◆ **Task description**:
Pictures don't belong in the copy; print all the records exactly.
Exercise input Block Start
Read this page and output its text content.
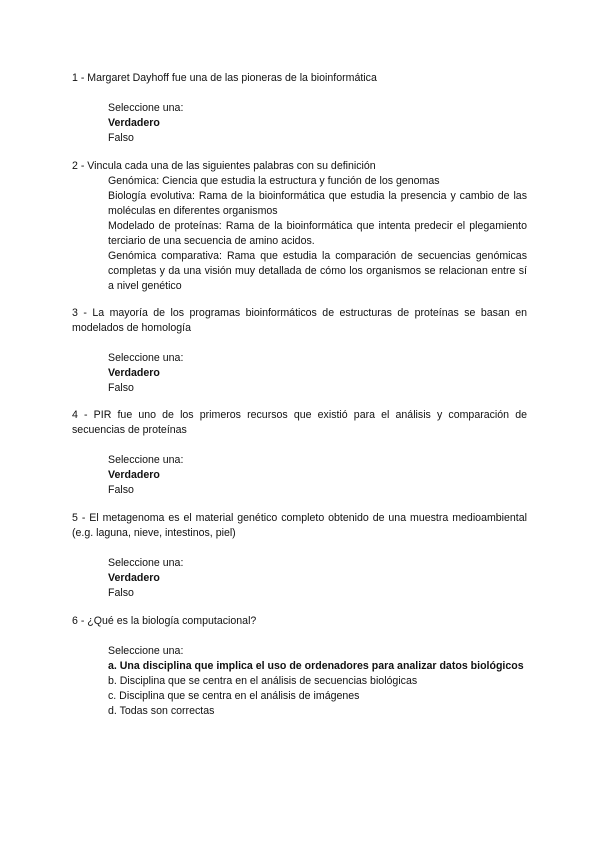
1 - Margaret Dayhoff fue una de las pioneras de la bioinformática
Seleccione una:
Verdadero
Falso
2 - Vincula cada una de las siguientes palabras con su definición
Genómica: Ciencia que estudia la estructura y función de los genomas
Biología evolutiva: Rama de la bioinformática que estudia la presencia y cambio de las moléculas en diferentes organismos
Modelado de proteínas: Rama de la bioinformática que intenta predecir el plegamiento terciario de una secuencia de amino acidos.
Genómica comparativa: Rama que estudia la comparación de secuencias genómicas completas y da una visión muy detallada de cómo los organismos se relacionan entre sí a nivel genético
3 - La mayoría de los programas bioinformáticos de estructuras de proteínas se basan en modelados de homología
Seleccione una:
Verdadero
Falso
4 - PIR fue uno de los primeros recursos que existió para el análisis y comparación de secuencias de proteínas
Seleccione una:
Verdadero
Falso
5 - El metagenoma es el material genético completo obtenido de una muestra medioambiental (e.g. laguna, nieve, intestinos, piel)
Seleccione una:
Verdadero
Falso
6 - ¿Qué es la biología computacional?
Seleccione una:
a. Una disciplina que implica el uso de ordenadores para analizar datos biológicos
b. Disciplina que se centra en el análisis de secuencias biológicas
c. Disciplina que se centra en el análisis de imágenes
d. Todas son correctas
Exercise input Block End
◆ **Completed task**:
Read this page and output its text content.
1 - Margaret Dayhoff fue una de las pioneras de la bioinformática
Seleccione una:
Verdadero
Falso
2 - Vincula cada una de las siguientes palabras con su definición
Genómica: Ciencia que estudia la estructura y función de los genomas
Biología evolutiva: Rama de la bioinformática que estudia la presencia y cambio de las moléculas en diferentes organismos
Modelado de proteínas: Rama de la bioinformática que intenta predecir el plegamiento terciario de una secuencia de amino acidos.
Genómica comparativa: Rama que estudia la comparación de secuencias genómicas completas y da una visión muy detallada de cómo los organismos se relacionan entre sí a nivel genético
3 - La mayoría de los programas bioinformáticos de estructuras de proteínas se basan en modelados de homología
Seleccione una:
Verdadero
Falso
4 - PIR fue uno de los primeros recursos que existió para el análisis y comparación de secuencias de proteínas
Seleccione una:
Verdadero
Falso
5 - El metagenoma es el material genético completo obtenido de una muestra medioambiental (e.g. laguna, nieve, intestinos, piel)
Seleccione una:
Verdadero
Falso
6 - ¿Qué es la biología computacional?
Seleccione una:
a. Una disciplina que implica el uso de ordenadores para analizar datos biológicos
b. Disciplina que se centra en el análisis de secuencias biológicas
c. Disciplina que se centra en el análisis de imágenes
d. Todas son correctas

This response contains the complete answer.